- [Prompt] Read the listing and extract each line that includes the word "above".

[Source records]
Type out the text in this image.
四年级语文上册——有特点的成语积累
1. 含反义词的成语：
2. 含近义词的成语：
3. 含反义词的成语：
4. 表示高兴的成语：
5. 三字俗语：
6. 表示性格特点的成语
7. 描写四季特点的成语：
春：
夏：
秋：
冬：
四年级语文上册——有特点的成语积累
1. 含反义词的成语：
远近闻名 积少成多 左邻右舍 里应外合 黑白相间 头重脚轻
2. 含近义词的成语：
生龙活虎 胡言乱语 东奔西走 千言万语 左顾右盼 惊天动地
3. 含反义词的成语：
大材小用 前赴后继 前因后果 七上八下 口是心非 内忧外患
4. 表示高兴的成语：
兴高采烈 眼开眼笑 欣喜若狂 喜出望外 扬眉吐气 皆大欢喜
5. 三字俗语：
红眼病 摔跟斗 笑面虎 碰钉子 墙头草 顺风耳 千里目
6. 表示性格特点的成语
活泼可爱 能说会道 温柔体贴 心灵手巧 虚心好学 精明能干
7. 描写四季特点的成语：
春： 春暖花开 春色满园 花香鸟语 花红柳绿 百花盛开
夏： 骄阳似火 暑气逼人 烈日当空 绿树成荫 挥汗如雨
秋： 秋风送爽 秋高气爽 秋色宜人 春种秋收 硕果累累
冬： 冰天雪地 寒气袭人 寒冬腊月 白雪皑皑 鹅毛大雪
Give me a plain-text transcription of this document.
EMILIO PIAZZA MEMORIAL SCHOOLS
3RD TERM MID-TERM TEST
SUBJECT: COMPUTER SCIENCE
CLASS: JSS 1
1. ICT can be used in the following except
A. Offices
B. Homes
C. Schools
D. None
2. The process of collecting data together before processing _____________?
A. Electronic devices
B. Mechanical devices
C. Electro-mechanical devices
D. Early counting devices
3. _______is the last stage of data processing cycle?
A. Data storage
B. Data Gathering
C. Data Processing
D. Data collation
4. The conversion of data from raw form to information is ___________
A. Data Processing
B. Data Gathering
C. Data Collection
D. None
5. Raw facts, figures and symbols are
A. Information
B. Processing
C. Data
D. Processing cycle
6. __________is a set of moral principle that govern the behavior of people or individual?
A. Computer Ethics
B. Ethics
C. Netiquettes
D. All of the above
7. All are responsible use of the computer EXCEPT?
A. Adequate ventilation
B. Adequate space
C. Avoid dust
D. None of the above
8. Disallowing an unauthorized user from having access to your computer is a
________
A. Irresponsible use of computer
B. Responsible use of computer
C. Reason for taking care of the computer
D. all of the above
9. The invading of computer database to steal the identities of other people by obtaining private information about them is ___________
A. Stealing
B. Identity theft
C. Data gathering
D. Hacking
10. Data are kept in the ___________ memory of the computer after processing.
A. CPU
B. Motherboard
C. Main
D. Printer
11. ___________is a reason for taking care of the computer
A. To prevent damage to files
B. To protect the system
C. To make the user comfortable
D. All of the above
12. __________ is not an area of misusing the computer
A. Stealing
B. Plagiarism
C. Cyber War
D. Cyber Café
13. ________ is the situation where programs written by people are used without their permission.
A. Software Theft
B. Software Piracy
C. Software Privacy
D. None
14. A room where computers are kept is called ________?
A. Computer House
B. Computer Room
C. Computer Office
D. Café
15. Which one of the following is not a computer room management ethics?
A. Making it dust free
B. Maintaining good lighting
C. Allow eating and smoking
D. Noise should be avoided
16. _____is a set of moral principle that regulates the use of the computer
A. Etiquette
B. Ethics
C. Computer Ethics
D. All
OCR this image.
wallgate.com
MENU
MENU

- [Written reply]
D. All of the above
D. None of the above
D. all of the above
D. All of the above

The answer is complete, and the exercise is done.